§ **Task instructions**: Single out the lines that include the word "JSON". Copy them.

(Stored dataset items)
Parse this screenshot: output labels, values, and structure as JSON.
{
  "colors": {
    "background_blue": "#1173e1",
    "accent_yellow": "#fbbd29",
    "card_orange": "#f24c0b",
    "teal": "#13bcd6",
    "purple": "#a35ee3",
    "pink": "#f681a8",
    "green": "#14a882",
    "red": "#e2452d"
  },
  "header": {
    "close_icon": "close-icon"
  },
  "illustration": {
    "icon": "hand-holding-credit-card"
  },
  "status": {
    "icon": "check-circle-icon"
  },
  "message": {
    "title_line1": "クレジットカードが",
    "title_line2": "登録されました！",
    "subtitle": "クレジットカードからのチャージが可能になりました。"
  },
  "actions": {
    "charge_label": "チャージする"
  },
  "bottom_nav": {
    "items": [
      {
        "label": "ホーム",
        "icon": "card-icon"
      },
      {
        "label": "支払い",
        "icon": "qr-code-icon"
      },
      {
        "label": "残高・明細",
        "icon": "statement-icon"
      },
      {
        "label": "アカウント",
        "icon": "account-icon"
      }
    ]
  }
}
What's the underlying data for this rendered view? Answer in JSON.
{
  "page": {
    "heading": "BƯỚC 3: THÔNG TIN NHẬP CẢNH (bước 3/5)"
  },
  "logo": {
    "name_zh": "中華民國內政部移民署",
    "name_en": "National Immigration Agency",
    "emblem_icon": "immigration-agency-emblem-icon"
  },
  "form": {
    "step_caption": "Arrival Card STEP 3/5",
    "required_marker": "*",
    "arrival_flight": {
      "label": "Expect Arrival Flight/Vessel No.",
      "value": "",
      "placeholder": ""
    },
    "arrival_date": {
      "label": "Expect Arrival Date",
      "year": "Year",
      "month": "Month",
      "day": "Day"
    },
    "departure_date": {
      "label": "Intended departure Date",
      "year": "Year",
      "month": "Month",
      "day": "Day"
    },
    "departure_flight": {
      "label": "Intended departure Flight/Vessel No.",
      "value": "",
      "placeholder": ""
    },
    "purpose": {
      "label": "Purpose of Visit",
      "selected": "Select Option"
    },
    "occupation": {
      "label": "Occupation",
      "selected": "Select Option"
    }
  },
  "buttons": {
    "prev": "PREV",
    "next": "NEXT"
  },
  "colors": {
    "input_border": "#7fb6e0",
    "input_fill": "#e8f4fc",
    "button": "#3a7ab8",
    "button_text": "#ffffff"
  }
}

§ **Worked solution**:
Parse this screenshot: output labels, values, and structure as JSON.
What's the underlying data for this rendered view? Answer in JSON.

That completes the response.